Raw records ▸

- - - - - - -

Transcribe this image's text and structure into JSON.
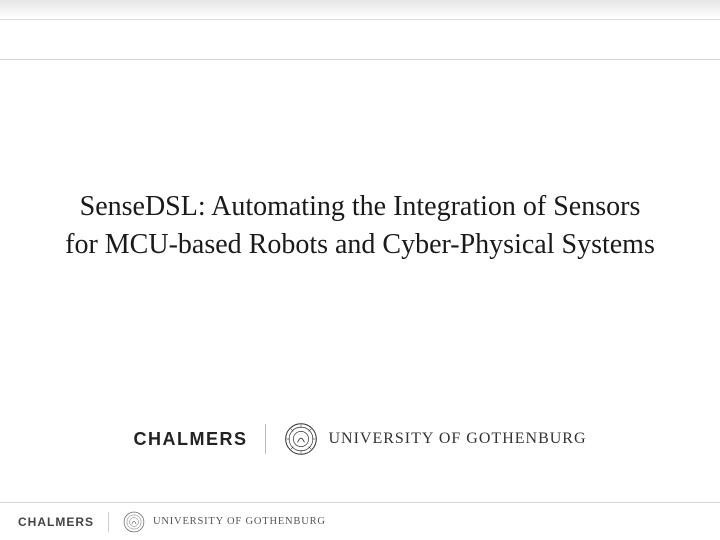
{
  "title": "SenseDSL: Automating the Integration of Sensors for MCU-based Robots and Cyber-Physical Systems",
  "logos": {
    "chalmers": "CHALMERS",
    "gothenburg": "UNIVERSITY OF GOTHENBURG"
  },
  "footer": {
    "chalmers": "CHALMERS",
    "gothenburg": "UNIVERSITY OF GOTHENBURG"
  }
}
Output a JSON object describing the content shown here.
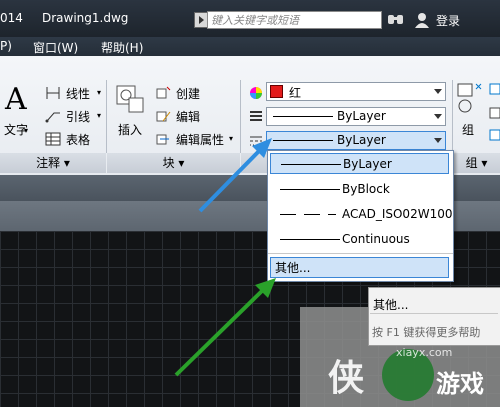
{
  "titlebar": {
    "version": "014",
    "document": "Drawing1.dwg",
    "search_placeholder": "键入关键字或短语",
    "login": "登录"
  },
  "menubar": {
    "items": [
      "P)",
      "窗口(W)",
      "帮助(H)"
    ]
  },
  "ribbon": {
    "text_label": "文字",
    "annotation_items": [
      "线性",
      "引线",
      "表格"
    ],
    "annotation_panel": "注释",
    "insert_label": "插入",
    "block_items": [
      "创建",
      "编辑",
      "编辑属性"
    ],
    "block_panel": "块",
    "color_value": "红",
    "linetype_value": "ByLayer",
    "lineweight_value": "ByLayer",
    "group_label": "组",
    "group_panel": "组"
  },
  "linetype_dropdown": {
    "items": [
      "ByLayer",
      "ByBlock",
      "ACAD_ISO02W100",
      "Continuous"
    ],
    "other": "其他..."
  },
  "tooltip": {
    "title": "其他...",
    "help": "按 F1 键获得更多帮助"
  },
  "colors": {
    "selection_fill": "#cfe3f8",
    "selection_border": "#3b86d6",
    "blue_arrow": "#2f8ee0",
    "green_arrow": "#2aa12a",
    "red_swatch": "#e31b1b"
  },
  "watermark": {
    "text": "游戏",
    "sub": "xiayx.com"
  }
}
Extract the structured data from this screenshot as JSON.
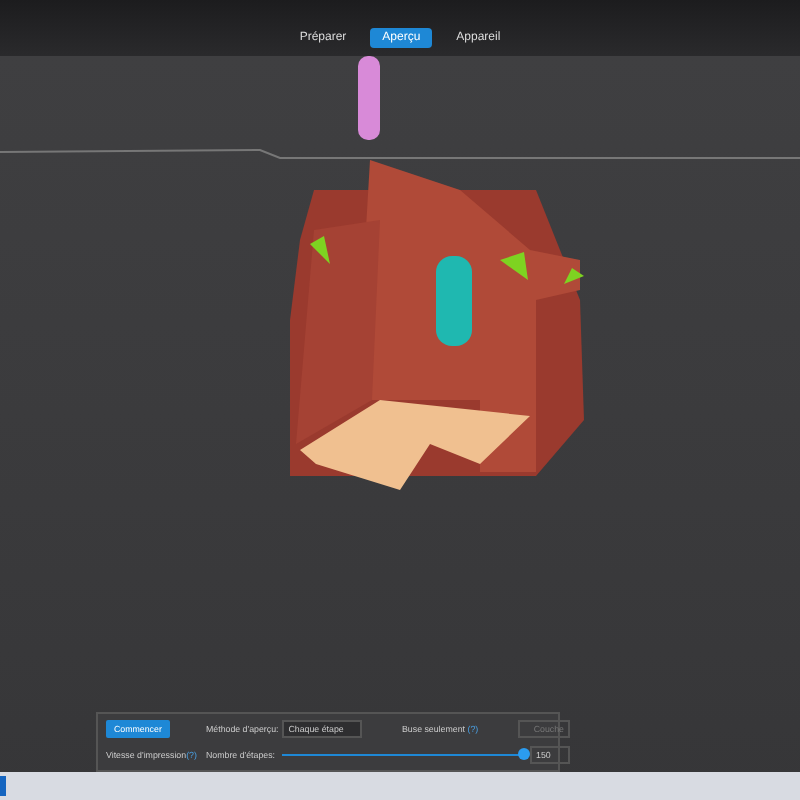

- - - - - - -

Work to complete ▸
All lines that include "this" are to be gathered and copied.

Answer to the problem ▸
Transcribe this image's text and structure into JSON.
Extract the structured data from this screenshot as JSON.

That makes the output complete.